-------- WORKING DATA

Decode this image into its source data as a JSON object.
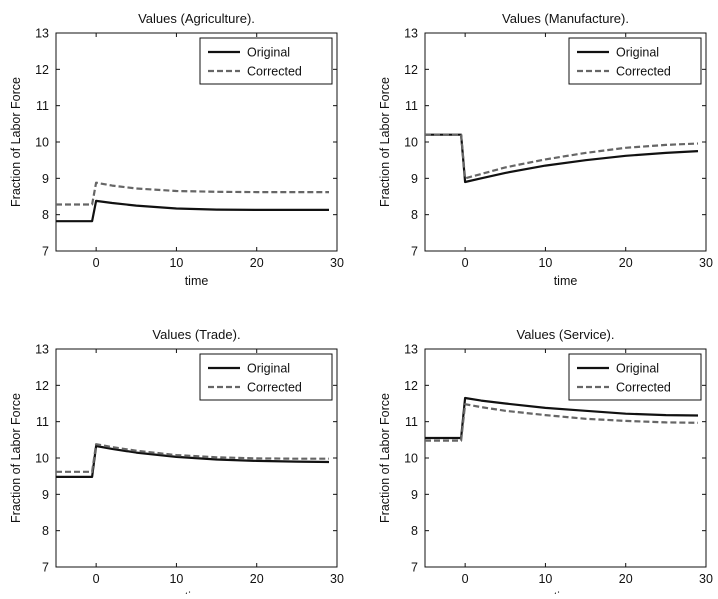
{
  "chart_data": [
    {
      "type": "line",
      "title": "Values (Agriculture).",
      "xlabel": "time",
      "ylabel": "Fraction of Labor Force",
      "xlim": [
        -5,
        30
      ],
      "ylim": [
        7,
        13
      ],
      "xticks": [
        "0",
        "10",
        "20",
        "30"
      ],
      "yticks": [
        "7",
        "8",
        "9",
        "10",
        "11",
        "12",
        "13"
      ],
      "legend_position": "top-right",
      "series": [
        {
          "name": "Original",
          "color": "#111111",
          "style": "solid",
          "x": [
            -5,
            -0.5,
            0,
            2,
            5,
            10,
            15,
            20,
            25,
            29
          ],
          "y": [
            7.82,
            7.82,
            8.38,
            8.32,
            8.25,
            8.17,
            8.14,
            8.13,
            8.13,
            8.13
          ]
        },
        {
          "name": "Corrected",
          "color": "#666666",
          "style": "dashed",
          "x": [
            -5,
            -0.5,
            0,
            2,
            5,
            10,
            15,
            20,
            25,
            29
          ],
          "y": [
            8.28,
            8.28,
            8.88,
            8.8,
            8.72,
            8.65,
            8.63,
            8.62,
            8.62,
            8.62
          ]
        }
      ]
    },
    {
      "type": "line",
      "title": "Values (Manufacture).",
      "xlabel": "time",
      "ylabel": "Fraction of Labor Force",
      "xlim": [
        -5,
        30
      ],
      "ylim": [
        7,
        13
      ],
      "xticks": [
        "0",
        "10",
        "20",
        "30"
      ],
      "yticks": [
        "7",
        "8",
        "9",
        "10",
        "11",
        "12",
        "13"
      ],
      "legend_position": "top-right",
      "series": [
        {
          "name": "Original",
          "color": "#111111",
          "style": "solid",
          "x": [
            -5,
            -0.5,
            0,
            2,
            5,
            10,
            15,
            20,
            25,
            29
          ],
          "y": [
            10.2,
            10.2,
            8.9,
            9.0,
            9.15,
            9.35,
            9.5,
            9.62,
            9.7,
            9.75
          ]
        },
        {
          "name": "Corrected",
          "color": "#666666",
          "style": "dashed",
          "x": [
            -5,
            -0.5,
            0,
            2,
            5,
            10,
            15,
            20,
            25,
            29
          ],
          "y": [
            10.2,
            10.2,
            9.0,
            9.12,
            9.3,
            9.52,
            9.7,
            9.84,
            9.92,
            9.96
          ]
        }
      ]
    },
    {
      "type": "line",
      "title": "Values (Trade).",
      "xlabel": "time",
      "ylabel": "Fraction of Labor Force",
      "xlim": [
        -5,
        30
      ],
      "ylim": [
        7,
        13
      ],
      "xticks": [
        "0",
        "10",
        "20",
        "30"
      ],
      "yticks": [
        "7",
        "8",
        "9",
        "10",
        "11",
        "12",
        "13"
      ],
      "legend_position": "top-right",
      "series": [
        {
          "name": "Original",
          "color": "#111111",
          "style": "solid",
          "x": [
            -5,
            -0.5,
            0,
            2,
            5,
            10,
            15,
            20,
            25,
            29
          ],
          "y": [
            9.48,
            9.48,
            10.33,
            10.25,
            10.15,
            10.03,
            9.96,
            9.92,
            9.9,
            9.89
          ]
        },
        {
          "name": "Corrected",
          "color": "#666666",
          "style": "dashed",
          "x": [
            -5,
            -0.5,
            0,
            2,
            5,
            10,
            15,
            20,
            25,
            29
          ],
          "y": [
            9.62,
            9.62,
            10.38,
            10.3,
            10.2,
            10.08,
            10.02,
            9.99,
            9.98,
            9.98
          ]
        }
      ]
    },
    {
      "type": "line",
      "title": "Values (Service).",
      "xlabel": "time",
      "ylabel": "Fraction of Labor Force",
      "xlim": [
        -5,
        30
      ],
      "ylim": [
        7,
        13
      ],
      "xticks": [
        "0",
        "10",
        "20",
        "30"
      ],
      "yticks": [
        "7",
        "8",
        "9",
        "10",
        "11",
        "12",
        "13"
      ],
      "legend_position": "top-right",
      "series": [
        {
          "name": "Original",
          "color": "#111111",
          "style": "solid",
          "x": [
            -5,
            -0.5,
            0,
            2,
            5,
            10,
            15,
            20,
            25,
            29
          ],
          "y": [
            10.55,
            10.55,
            11.65,
            11.58,
            11.5,
            11.38,
            11.3,
            11.22,
            11.18,
            11.17
          ]
        },
        {
          "name": "Corrected",
          "color": "#666666",
          "style": "dashed",
          "x": [
            -5,
            -0.5,
            0,
            2,
            5,
            10,
            15,
            20,
            25,
            29
          ],
          "y": [
            10.48,
            10.48,
            11.48,
            11.4,
            11.3,
            11.18,
            11.08,
            11.02,
            10.98,
            10.97
          ]
        }
      ]
    }
  ]
}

----------------

Print each of the records above exactly as written, leaving no picture in the copy.

REPLY TO THE EXERCISE:
Decode this image into its source data as a JSON object.
{
  "chart_data": [
    {
      "type": "line",
      "title": "Values (Agriculture).",
      "xlabel": "time",
      "ylabel": "Fraction of Labor Force",
      "xlim": [
        -5,
        30
      ],
      "ylim": [
        7,
        13
      ],
      "xticks": [
        "0",
        "10",
        "20",
        "30"
      ],
      "yticks": [
        "7",
        "8",
        "9",
        "10",
        "11",
        "12",
        "13"
      ],
      "legend_position": "top-right",
      "series": [
        {
          "name": "Original",
          "color": "#111111",
          "style": "solid",
          "x": [
            -5,
            -0.5,
            0,
            2,
            5,
            10,
            15,
            20,
            25,
            29
          ],
          "y": [
            7.82,
            7.82,
            8.38,
            8.32,
            8.25,
            8.17,
            8.14,
            8.13,
            8.13,
            8.13
          ]
        },
        {
          "name": "Corrected",
          "color": "#666666",
          "style": "dashed",
          "x": [
            -5,
            -0.5,
            0,
            2,
            5,
            10,
            15,
            20,
            25,
            29
          ],
          "y": [
            8.28,
            8.28,
            8.88,
            8.8,
            8.72,
            8.65,
            8.63,
            8.62,
            8.62,
            8.62
          ]
        }
      ]
    },
    {
      "type": "line",
      "title": "Values (Manufacture).",
      "xlabel": "time",
      "ylabel": "Fraction of Labor Force",
      "xlim": [
        -5,
        30
      ],
      "ylim": [
        7,
        13
      ],
      "xticks": [
        "0",
        "10",
        "20",
        "30"
      ],
      "yticks": [
        "7",
        "8",
        "9",
        "10",
        "11",
        "12",
        "13"
      ],
      "legend_position": "top-right",
      "series": [
        {
          "name": "Original",
          "color": "#111111",
          "style": "solid",
          "x": [
            -5,
            -0.5,
            0,
            2,
            5,
            10,
            15,
            20,
            25,
            29
          ],
          "y": [
            10.2,
            10.2,
            8.9,
            9.0,
            9.15,
            9.35,
            9.5,
            9.62,
            9.7,
            9.75
          ]
        },
        {
          "name": "Corrected",
          "color": "#666666",
          "style": "dashed",
          "x": [
            -5,
            -0.5,
            0,
            2,
            5,
            10,
            15,
            20,
            25,
            29
          ],
          "y": [
            10.2,
            10.2,
            9.0,
            9.12,
            9.3,
            9.52,
            9.7,
            9.84,
            9.92,
            9.96
          ]
        }
      ]
    },
    {
      "type": "line",
      "title": "Values (Trade).",
      "xlabel": "time",
      "ylabel": "Fraction of Labor Force",
      "xlim": [
        -5,
        30
      ],
      "ylim": [
        7,
        13
      ],
      "xticks": [
        "0",
        "10",
        "20",
        "30"
      ],
      "yticks": [
        "7",
        "8",
        "9",
        "10",
        "11",
        "12",
        "13"
      ],
      "legend_position": "top-right",
      "series": [
        {
          "name": "Original",
          "color": "#111111",
          "style": "solid",
          "x": [
            -5,
            -0.5,
            0,
            2,
            5,
            10,
            15,
            20,
            25,
            29
          ],
          "y": [
            9.48,
            9.48,
            10.33,
            10.25,
            10.15,
            10.03,
            9.96,
            9.92,
            9.9,
            9.89
          ]
        },
        {
          "name": "Corrected",
          "color": "#666666",
          "style": "dashed",
          "x": [
            -5,
            -0.5,
            0,
            2,
            5,
            10,
            15,
            20,
            25,
            29
          ],
          "y": [
            9.62,
            9.62,
            10.38,
            10.3,
            10.2,
            10.08,
            10.02,
            9.99,
            9.98,
            9.98
          ]
        }
      ]
    },
    {
      "type": "line",
      "title": "Values (Service).",
      "xlabel": "time",
      "ylabel": "Fraction of Labor Force",
      "xlim": [
        -5,
        30
      ],
      "ylim": [
        7,
        13
      ],
      "xticks": [
        "0",
        "10",
        "20",
        "30"
      ],
      "yticks": [
        "7",
        "8",
        "9",
        "10",
        "11",
        "12",
        "13"
      ],
      "legend_position": "top-right",
      "series": [
        {
          "name": "Original",
          "color": "#111111",
          "style": "solid",
          "x": [
            -5,
            -0.5,
            0,
            2,
            5,
            10,
            15,
            20,
            25,
            29
          ],
          "y": [
            10.55,
            10.55,
            11.65,
            11.58,
            11.5,
            11.38,
            11.3,
            11.22,
            11.18,
            11.17
          ]
        },
        {
          "name": "Corrected",
          "color": "#666666",
          "style": "dashed",
          "x": [
            -5,
            -0.5,
            0,
            2,
            5,
            10,
            15,
            20,
            25,
            29
          ],
          "y": [
            10.48,
            10.48,
            11.48,
            11.4,
            11.3,
            11.18,
            11.08,
            11.02,
            10.98,
            10.97
          ]
        }
      ]
    }
  ]
}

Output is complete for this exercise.